Task to carry out
Extract all records. Keep each one exact.

Supplied material
- - - -
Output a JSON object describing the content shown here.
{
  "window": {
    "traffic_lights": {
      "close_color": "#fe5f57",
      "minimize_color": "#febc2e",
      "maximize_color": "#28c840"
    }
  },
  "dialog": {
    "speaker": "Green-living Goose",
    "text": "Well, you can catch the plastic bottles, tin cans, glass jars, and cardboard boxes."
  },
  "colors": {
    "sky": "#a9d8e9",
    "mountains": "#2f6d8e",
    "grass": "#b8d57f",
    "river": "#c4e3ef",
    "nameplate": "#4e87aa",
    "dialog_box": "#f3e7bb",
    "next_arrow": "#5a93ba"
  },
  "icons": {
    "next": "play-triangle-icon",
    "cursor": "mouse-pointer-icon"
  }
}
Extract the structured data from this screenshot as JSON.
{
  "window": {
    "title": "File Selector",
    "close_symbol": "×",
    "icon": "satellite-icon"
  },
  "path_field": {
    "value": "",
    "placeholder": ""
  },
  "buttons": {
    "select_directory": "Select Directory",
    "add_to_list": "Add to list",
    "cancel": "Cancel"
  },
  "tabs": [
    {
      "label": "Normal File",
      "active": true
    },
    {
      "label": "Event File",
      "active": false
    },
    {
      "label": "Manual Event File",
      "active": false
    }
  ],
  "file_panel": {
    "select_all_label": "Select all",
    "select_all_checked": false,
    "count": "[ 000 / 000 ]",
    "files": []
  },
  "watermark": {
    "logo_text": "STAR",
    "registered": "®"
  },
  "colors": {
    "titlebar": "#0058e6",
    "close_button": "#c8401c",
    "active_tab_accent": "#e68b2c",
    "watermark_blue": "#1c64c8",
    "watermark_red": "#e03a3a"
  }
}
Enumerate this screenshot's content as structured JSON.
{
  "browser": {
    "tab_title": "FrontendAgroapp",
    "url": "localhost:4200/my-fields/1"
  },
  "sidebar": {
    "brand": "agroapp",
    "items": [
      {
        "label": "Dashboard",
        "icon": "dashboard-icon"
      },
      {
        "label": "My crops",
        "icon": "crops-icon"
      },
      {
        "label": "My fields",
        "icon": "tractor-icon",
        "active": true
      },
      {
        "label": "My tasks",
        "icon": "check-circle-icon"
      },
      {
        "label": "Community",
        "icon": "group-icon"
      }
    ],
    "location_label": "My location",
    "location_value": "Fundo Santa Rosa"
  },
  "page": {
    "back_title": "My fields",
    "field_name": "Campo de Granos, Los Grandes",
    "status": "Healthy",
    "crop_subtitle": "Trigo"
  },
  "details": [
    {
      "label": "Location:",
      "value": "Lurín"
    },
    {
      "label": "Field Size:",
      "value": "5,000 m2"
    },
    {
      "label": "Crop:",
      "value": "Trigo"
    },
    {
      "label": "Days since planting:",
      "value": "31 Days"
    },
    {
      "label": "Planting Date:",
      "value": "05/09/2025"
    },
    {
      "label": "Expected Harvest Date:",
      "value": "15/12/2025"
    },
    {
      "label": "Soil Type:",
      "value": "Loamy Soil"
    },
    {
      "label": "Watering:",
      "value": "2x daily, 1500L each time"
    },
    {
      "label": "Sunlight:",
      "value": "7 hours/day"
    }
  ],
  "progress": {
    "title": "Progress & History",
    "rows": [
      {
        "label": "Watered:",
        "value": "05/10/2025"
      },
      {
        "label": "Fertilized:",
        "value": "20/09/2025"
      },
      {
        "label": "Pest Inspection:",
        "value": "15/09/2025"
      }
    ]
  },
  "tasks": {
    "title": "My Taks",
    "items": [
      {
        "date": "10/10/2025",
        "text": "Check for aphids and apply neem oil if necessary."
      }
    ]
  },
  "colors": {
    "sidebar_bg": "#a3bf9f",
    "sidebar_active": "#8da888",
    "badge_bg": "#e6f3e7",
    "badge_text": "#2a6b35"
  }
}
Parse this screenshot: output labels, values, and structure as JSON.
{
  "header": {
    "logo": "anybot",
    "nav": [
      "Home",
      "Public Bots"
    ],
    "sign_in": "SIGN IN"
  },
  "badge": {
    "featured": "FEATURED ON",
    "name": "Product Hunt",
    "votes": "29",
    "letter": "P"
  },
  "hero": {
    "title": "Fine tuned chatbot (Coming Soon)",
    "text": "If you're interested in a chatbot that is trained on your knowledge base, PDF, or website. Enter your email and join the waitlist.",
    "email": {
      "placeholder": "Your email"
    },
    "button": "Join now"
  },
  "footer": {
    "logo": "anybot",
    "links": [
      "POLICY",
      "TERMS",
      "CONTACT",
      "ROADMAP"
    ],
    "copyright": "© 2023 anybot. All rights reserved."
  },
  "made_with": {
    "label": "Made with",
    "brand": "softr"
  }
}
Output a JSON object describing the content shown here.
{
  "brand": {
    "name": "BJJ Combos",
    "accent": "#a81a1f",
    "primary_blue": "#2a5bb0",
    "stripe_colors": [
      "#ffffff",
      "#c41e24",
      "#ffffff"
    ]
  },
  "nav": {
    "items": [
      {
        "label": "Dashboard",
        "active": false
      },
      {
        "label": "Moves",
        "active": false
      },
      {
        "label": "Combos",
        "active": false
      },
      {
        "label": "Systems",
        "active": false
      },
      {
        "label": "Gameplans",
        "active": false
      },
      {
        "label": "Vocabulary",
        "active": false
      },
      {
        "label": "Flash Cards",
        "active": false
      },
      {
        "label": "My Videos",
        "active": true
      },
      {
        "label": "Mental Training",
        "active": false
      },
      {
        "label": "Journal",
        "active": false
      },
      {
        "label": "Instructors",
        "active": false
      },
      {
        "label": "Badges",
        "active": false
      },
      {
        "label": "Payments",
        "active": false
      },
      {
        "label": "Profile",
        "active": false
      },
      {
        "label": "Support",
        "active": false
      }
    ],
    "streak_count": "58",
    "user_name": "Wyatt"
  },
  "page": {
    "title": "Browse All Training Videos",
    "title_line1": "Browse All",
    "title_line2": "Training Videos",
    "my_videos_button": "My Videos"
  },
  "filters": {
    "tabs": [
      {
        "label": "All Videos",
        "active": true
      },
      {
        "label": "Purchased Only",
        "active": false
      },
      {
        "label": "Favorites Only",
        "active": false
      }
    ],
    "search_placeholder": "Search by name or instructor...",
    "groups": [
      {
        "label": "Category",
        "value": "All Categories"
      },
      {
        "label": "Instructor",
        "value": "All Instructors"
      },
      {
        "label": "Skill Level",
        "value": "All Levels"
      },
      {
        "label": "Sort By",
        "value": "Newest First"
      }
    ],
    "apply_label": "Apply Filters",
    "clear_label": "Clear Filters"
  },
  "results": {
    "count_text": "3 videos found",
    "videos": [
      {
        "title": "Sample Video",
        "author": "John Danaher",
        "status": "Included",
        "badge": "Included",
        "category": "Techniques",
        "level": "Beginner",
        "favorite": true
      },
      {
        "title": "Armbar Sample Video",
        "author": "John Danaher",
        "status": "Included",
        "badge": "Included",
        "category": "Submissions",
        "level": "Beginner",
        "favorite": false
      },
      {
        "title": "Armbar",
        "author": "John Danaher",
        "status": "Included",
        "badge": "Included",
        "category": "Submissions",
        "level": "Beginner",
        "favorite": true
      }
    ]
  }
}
- - - -
Complete output
Output a JSON object describing the content shown here.
{
  "window": {
    "traffic_lights": {
      "close_color": "#fe5f57",
      "minimize_color": "#febc2e",
      "maximize_color": "#28c840"
    }
  },
  "dialog": {
    "speaker": "Green-living Goose",
    "text": "Well, you can catch the plastic bottles, tin cans, glass jars, and cardboard boxes."
  },
  "colors": {
    "sky": "#a9d8e9",
    "mountains": "#2f6d8e",
    "grass": "#b8d57f",
    "river": "#c4e3ef",
    "nameplate": "#4e87aa",
    "dialog_box": "#f3e7bb",
    "next_arrow": "#5a93ba"
  },
  "icons": {
    "next": "play-triangle-icon",
    "cursor": "mouse-pointer-icon"
  }
}
Extract the structured data from this screenshot as JSON.
{
  "window": {
    "title": "File Selector",
    "close_symbol": "×",
    "icon": "satellite-icon"
  },
  "path_field": {
    "value": "",
    "placeholder": ""
  },
  "buttons": {
    "select_directory": "Select Directory",
    "add_to_list": "Add to list",
    "cancel": "Cancel"
  },
  "tabs": [
    {
      "label": "Normal File",
      "active": true
    },
    {
      "label": "Event File",
      "active": false
    },
    {
      "label": "Manual Event File",
      "active": false
    }
  ],
  "file_panel": {
    "select_all_label": "Select all",
    "select_all_checked": false,
    "count": "[ 000 / 000 ]",
    "files": []
  },
  "watermark": {
    "logo_text": "STAR",
    "registered": "®"
  },
  "colors": {
    "titlebar": "#0058e6",
    "close_button": "#c8401c",
    "active_tab_accent": "#e68b2c",
    "watermark_blue": "#1c64c8",
    "watermark_red": "#e03a3a"
  }
}
Enumerate this screenshot's content as structured JSON.
{
  "browser": {
    "tab_title": "FrontendAgroapp",
    "url": "localhost:4200/my-fields/1"
  },
  "sidebar": {
    "brand": "agroapp",
    "items": [
      {
        "label": "Dashboard",
        "icon": "dashboard-icon"
      },
      {
        "label": "My crops",
        "icon": "crops-icon"
      },
      {
        "label": "My fields",
        "icon": "tractor-icon",
        "active": true
      },
      {
        "label": "My tasks",
        "icon": "check-circle-icon"
      },
      {
        "label": "Community",
        "icon": "group-icon"
      }
    ],
    "location_label": "My location",
    "location_value": "Fundo Santa Rosa"
  },
  "page": {
    "back_title": "My fields",
    "field_name": "Campo de Granos, Los Grandes",
    "status": "Healthy",
    "crop_subtitle": "Trigo"
  },
  "details": [
    {
      "label": "Location:",
      "value": "Lurín"
    },
    {
      "label": "Field Size:",
      "value": "5,000 m2"
    },
    {
      "label": "Crop:",
      "value": "Trigo"
    },
    {
      "label": "Days since planting:",
      "value": "31 Days"
    },
    {
      "label": "Planting Date:",
      "value": "05/09/2025"
    },
    {
      "label": "Expected Harvest Date:",
      "value": "15/12/2025"
    },
    {
      "label": "Soil Type:",
      "value": "Loamy Soil"
    },
    {
      "label": "Watering:",
      "value": "2x daily, 1500L each time"
    },
    {
      "label": "Sunlight:",
      "value": "7 hours/day"
    }
  ],
  "progress": {
    "title": "Progress & History",
    "rows": [
      {
        "label": "Watered:",
        "value": "05/10/2025"
      },
      {
        "label": "Fertilized:",
        "value": "20/09/2025"
      },
      {
        "label": "Pest Inspection:",
        "value": "15/09/2025"
      }
    ]
  },
  "tasks": {
    "title": "My Taks",
    "items": [
      {
        "date": "10/10/2025",
        "text": "Check for aphids and apply neem oil if necessary."
      }
    ]
  },
  "colors": {
    "sidebar_bg": "#a3bf9f",
    "sidebar_active": "#8da888",
    "badge_bg": "#e6f3e7",
    "badge_text": "#2a6b35"
  }
}
Parse this screenshot: output labels, values, and structure as JSON.
{
  "header": {
    "logo": "anybot",
    "nav": [
      "Home",
      "Public Bots"
    ],
    "sign_in": "SIGN IN"
  },
  "badge": {
    "featured": "FEATURED ON",
    "name": "Product Hunt",
    "votes": "29",
    "letter": "P"
  },
  "hero": {
    "title": "Fine tuned chatbot (Coming Soon)",
    "text": "If you're interested in a chatbot that is trained on your knowledge base, PDF, or website. Enter your email and join the waitlist.",
    "email": {
      "placeholder": "Your email"
    },
    "button": "Join now"
  },
  "footer": {
    "logo": "anybot",
    "links": [
      "POLICY",
      "TERMS",
      "CONTACT",
      "ROADMAP"
    ],
    "copyright": "© 2023 anybot. All rights reserved."
  },
  "made_with": {
    "label": "Made with",
    "brand": "softr"
  }
}
Output a JSON object describing the content shown here.
{
  "brand": {
    "name": "BJJ Combos",
    "accent": "#a81a1f",
    "primary_blue": "#2a5bb0",
    "stripe_colors": [
      "#ffffff",
      "#c41e24",
      "#ffffff"
    ]
  },
  "nav": {
    "items": [
      {
        "label": "Dashboard",
        "active": false
      },
      {
        "label": "Moves",
        "active": false
      },
      {
        "label": "Combos",
        "active": false
      },
      {
        "label": "Systems",
        "active": false
      },
      {
        "label": "Gameplans",
        "active": false
      },
      {
        "label": "Vocabulary",
        "active": false
      },
      {
        "label": "Flash Cards",
        "active": false
      },
      {
        "label": "My Videos",
        "active": true
      },
      {
        "label": "Mental Training",
        "active": false
      },
      {
        "label": "Journal",
        "active": false
      },
      {
        "label": "Instructors",
        "active": false
      },
      {
        "label": "Badges",
        "active": false
      },
      {
        "label": "Payments",
        "active": false
      },
      {
        "label": "Profile",
        "active": false
      },
      {
        "label": "Support",
        "active": false
      }
    ],
    "streak_count": "58",
    "user_name": "Wyatt"
  },
  "page": {
    "title": "Browse All Training Videos",
    "title_line1": "Browse All",
    "title_line2": "Training Videos",
    "my_videos_button": "My Videos"
  },
  "filters": {
    "tabs": [
      {
        "label": "All Videos",
        "active": true
      },
      {
        "label": "Purchased Only",
        "active": false
      },
      {
        "label": "Favorites Only",
        "active": false
      }
    ],
    "search_placeholder": "Search by name or instructor...",
    "groups": [
      {
        "label": "Category",
        "value": "All Categories"
      },
      {
        "label": "Instructor",
        "value": "All Instructors"
      },
      {
        "label": "Skill Level",
        "value": "All Levels"
      },
      {
        "label": "Sort By",
        "value": "Newest First"
      }
    ],
    "apply_label": "Apply Filters",
    "clear_label": "Clear Filters"
  },
  "results": {
    "count_text": "3 videos found",
    "videos": [
      {
        "title": "Sample Video",
        "author": "John Danaher",
        "status": "Included",
        "badge": "Included",
        "category": "Techniques",
        "level": "Beginner",
        "favorite": true
      },
      {
        "title": "Armbar Sample Video",
        "author": "John Danaher",
        "status": "Included",
        "badge": "Included",
        "category": "Submissions",
        "level": "Beginner",
        "favorite": false
      },
      {
        "title": "Armbar",
        "author": "John Danaher",
        "status": "Included",
        "badge": "Included",
        "category": "Submissions",
        "level": "Beginner",
        "favorite": true
      }
    ]
  }
}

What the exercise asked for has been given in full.